Spot every line with the word "comunitarias" and return it.

%%

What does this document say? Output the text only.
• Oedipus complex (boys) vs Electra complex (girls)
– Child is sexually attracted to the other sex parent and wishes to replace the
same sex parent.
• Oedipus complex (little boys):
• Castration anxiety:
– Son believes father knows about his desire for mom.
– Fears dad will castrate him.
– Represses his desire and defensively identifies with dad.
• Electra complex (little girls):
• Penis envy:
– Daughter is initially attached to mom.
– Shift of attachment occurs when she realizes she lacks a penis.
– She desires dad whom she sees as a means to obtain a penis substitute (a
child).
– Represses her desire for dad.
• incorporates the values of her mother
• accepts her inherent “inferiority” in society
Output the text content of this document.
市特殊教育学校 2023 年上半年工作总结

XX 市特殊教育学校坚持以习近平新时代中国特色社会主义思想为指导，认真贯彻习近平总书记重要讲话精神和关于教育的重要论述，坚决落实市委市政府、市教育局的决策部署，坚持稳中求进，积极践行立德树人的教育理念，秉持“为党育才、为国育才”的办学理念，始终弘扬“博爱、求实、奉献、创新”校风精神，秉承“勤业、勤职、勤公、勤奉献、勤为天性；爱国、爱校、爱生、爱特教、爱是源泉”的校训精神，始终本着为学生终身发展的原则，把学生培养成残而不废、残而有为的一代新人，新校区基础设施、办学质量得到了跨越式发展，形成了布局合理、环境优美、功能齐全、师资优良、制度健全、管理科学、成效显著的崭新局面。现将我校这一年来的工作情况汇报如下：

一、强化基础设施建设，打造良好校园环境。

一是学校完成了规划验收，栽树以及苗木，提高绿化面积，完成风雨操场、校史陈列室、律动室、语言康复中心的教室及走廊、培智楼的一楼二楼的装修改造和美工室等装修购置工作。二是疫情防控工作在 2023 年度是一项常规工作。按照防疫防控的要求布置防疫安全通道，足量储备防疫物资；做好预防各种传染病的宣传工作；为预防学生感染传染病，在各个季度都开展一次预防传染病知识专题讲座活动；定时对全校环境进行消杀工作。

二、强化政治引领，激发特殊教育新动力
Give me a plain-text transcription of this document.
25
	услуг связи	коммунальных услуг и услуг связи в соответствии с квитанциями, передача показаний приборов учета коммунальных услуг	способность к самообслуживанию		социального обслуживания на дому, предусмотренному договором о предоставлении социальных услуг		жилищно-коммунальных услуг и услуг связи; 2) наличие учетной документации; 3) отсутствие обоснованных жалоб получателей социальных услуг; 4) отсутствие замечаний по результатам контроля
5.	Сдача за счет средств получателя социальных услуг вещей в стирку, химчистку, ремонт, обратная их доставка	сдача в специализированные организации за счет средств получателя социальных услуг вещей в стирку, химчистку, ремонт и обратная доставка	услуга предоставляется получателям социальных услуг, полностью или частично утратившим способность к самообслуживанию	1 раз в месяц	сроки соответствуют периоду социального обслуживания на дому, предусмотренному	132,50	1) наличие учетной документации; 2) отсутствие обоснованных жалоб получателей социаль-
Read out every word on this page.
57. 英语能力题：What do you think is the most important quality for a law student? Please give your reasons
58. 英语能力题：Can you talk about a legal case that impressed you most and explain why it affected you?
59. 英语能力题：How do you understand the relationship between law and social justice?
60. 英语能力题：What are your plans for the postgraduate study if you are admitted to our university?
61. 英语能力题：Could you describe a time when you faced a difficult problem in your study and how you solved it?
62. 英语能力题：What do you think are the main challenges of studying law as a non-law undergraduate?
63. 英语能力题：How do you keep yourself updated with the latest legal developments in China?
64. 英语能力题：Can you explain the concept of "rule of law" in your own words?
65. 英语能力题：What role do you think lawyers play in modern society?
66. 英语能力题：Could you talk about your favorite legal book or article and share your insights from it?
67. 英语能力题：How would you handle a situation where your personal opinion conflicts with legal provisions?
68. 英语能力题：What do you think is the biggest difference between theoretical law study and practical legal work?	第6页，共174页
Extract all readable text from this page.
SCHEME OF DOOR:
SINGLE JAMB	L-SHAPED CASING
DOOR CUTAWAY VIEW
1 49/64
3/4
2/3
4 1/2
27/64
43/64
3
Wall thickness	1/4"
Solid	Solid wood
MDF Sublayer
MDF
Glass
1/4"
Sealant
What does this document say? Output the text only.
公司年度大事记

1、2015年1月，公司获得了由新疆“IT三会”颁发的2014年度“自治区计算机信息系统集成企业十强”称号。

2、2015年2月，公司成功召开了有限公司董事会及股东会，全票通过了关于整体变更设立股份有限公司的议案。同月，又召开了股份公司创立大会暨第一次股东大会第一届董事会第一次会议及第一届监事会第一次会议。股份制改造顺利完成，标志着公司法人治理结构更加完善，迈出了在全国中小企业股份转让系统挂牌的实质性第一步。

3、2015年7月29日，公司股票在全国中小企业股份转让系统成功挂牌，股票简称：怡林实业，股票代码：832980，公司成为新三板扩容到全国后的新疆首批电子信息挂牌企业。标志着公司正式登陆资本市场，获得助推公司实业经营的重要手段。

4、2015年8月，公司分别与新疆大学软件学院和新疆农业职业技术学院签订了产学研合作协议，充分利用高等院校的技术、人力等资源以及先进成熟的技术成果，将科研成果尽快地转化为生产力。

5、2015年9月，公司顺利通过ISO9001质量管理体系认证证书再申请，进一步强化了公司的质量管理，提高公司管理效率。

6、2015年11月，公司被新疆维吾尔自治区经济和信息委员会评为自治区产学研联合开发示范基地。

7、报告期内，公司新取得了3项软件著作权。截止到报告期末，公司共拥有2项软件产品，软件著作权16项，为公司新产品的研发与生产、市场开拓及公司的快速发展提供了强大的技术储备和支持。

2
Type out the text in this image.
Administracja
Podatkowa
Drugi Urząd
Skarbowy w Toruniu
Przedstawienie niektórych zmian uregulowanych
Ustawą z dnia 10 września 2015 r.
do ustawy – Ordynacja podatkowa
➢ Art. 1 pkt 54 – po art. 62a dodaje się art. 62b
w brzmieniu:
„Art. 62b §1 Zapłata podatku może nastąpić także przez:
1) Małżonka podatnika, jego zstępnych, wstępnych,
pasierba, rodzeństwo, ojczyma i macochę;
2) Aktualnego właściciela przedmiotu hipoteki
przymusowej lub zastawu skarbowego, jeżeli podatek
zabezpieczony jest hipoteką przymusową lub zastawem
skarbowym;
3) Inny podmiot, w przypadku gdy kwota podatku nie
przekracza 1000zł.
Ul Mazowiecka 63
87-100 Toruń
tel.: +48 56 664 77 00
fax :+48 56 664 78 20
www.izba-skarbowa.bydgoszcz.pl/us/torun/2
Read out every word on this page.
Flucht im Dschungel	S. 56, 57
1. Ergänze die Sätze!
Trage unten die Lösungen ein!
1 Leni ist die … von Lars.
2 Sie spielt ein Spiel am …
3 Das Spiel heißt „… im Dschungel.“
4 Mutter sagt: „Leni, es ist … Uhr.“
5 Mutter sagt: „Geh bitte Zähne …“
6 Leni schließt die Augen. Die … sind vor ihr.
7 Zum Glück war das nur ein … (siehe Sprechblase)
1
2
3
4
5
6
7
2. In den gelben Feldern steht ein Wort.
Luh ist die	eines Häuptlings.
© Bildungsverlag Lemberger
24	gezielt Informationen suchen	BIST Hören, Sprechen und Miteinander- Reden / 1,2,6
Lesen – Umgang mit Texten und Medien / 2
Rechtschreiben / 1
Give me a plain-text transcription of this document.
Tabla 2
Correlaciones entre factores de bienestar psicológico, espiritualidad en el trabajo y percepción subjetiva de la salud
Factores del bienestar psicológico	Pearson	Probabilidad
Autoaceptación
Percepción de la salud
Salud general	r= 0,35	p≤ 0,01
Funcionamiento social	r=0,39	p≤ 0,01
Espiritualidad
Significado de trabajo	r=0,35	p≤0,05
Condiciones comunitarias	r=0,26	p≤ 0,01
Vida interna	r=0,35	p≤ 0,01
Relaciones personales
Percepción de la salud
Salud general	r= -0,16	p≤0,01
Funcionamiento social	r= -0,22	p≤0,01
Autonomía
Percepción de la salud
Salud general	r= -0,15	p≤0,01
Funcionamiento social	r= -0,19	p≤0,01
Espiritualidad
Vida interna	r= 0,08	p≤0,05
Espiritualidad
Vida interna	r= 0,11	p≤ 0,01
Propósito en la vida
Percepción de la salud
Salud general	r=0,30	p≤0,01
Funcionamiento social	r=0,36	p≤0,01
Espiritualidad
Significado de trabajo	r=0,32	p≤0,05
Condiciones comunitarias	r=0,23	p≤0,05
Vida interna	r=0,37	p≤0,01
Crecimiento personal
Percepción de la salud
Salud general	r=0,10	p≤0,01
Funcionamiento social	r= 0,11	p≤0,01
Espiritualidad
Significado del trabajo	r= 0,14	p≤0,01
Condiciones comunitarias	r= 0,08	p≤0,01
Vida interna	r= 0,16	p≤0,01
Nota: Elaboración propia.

%%

Solution ->
Condiciones comunitarias	r=0,26	p≤ 0,01
Condiciones comunitarias	r=0,23	p≤0,05
Condiciones comunitarias	r= 0,08	p≤0,01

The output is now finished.